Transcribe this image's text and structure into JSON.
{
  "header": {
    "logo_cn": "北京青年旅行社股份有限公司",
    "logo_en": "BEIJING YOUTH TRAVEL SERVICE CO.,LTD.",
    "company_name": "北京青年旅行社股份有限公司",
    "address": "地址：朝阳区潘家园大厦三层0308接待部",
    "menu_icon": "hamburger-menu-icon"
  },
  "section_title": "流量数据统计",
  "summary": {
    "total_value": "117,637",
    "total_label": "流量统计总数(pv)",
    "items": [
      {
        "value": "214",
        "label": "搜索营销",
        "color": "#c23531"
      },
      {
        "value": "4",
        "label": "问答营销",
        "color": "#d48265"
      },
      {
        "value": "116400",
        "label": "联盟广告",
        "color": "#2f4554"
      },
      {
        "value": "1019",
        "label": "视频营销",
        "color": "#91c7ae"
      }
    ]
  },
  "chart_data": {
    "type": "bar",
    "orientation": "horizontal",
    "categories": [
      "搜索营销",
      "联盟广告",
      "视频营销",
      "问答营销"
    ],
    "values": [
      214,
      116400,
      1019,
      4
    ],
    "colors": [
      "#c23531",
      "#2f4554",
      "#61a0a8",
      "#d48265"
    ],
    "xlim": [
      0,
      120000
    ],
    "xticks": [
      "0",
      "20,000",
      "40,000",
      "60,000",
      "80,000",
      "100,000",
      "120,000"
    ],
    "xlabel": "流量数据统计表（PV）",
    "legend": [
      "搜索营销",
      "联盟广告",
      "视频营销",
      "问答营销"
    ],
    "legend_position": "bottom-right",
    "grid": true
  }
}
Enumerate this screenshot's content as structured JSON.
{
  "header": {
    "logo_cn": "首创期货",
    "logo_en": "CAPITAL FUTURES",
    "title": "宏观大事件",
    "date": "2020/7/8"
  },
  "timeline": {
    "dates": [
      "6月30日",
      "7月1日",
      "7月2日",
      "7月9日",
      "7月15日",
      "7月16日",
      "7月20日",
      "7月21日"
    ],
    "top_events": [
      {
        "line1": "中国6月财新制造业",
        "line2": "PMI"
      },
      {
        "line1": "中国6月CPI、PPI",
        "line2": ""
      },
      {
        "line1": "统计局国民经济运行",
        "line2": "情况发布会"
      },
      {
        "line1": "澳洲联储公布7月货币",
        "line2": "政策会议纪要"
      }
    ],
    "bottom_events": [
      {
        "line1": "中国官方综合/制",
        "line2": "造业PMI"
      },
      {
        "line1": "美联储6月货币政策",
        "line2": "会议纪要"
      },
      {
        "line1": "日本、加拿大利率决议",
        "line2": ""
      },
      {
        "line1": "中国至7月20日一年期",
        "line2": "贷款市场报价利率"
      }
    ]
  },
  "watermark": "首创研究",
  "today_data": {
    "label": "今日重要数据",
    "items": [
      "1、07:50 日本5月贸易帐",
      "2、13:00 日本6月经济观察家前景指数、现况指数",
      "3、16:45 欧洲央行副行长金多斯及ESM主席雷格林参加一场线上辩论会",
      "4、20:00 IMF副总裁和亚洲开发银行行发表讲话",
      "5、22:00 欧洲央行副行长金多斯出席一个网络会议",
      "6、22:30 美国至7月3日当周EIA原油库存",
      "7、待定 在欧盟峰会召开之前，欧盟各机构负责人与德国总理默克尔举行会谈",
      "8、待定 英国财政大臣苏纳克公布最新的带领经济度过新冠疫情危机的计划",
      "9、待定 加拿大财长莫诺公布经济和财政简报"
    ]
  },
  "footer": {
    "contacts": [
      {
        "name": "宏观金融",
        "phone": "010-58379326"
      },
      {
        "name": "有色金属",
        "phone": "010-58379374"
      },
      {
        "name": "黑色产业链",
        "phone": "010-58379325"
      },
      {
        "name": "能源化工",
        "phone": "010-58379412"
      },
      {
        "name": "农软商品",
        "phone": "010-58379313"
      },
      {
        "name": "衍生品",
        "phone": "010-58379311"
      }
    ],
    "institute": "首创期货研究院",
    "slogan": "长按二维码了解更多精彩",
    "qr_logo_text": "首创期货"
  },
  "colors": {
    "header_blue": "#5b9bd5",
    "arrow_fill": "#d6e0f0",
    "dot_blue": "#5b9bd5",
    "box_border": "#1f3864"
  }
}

+ + +

All lines from the one with "Enumerate this screenshot's" through the final line above are to be quoted exactly; quote no other line.

Enumerate this screenshot's content as structured JSON.
{
  "header": {
    "logo_cn": "首创期货",
    "logo_en": "CAPITAL FUTURES",
    "title": "宏观大事件",
    "date": "2020/7/8"
  },
  "timeline": {
    "dates": [
      "6月30日",
      "7月1日",
      "7月2日",
      "7月9日",
      "7月15日",
      "7月16日",
      "7月20日",
      "7月21日"
    ],
    "top_events": [
      {
        "line1": "中国6月财新制造业",
        "line2": "PMI"
      },
      {
        "line1": "中国6月CPI、PPI",
        "line2": ""
      },
      {
        "line1": "统计局国民经济运行",
        "line2": "情况发布会"
      },
      {
        "line1": "澳洲联储公布7月货币",
        "line2": "政策会议纪要"
      }
    ],
    "bottom_events": [
      {
        "line1": "中国官方综合/制",
        "line2": "造业PMI"
      },
      {
        "line1": "美联储6月货币政策",
        "line2": "会议纪要"
      },
      {
        "line1": "日本、加拿大利率决议",
        "line2": ""
      },
      {
        "line1": "中国至7月20日一年期",
        "line2": "贷款市场报价利率"
      }
    ]
  },
  "watermark": "首创研究",
  "today_data": {
    "label": "今日重要数据",
    "items": [
      "1、07:50 日本5月贸易帐",
      "2、13:00 日本6月经济观察家前景指数、现况指数",
      "3、16:45 欧洲央行副行长金多斯及ESM主席雷格林参加一场线上辩论会",
      "4、20:00 IMF副总裁和亚洲开发银行行发表讲话",
      "5、22:00 欧洲央行副行长金多斯出席一个网络会议",
      "6、22:30 美国至7月3日当周EIA原油库存",
      "7、待定 在欧盟峰会召开之前，欧盟各机构负责人与德国总理默克尔举行会谈",
      "8、待定 英国财政大臣苏纳克公布最新的带领经济度过新冠疫情危机的计划",
      "9、待定 加拿大财长莫诺公布经济和财政简报"
    ]
  },
  "footer": {
    "contacts": [
      {
        "name": "宏观金融",
        "phone": "010-58379326"
      },
      {
        "name": "有色金属",
        "phone": "010-58379374"
      },
      {
        "name": "黑色产业链",
        "phone": "010-58379325"
      },
      {
        "name": "能源化工",
        "phone": "010-58379412"
      },
      {
        "name": "农软商品",
        "phone": "010-58379313"
      },
      {
        "name": "衍生品",
        "phone": "010-58379311"
      }
    ],
    "institute": "首创期货研究院",
    "slogan": "长按二维码了解更多精彩",
    "qr_logo_text": "首创期货"
  },
  "colors": {
    "header_blue": "#5b9bd5",
    "arrow_fill": "#d6e0f0",
    "dot_blue": "#5b9bd5",
    "box_border": "#1f3864"
  }
}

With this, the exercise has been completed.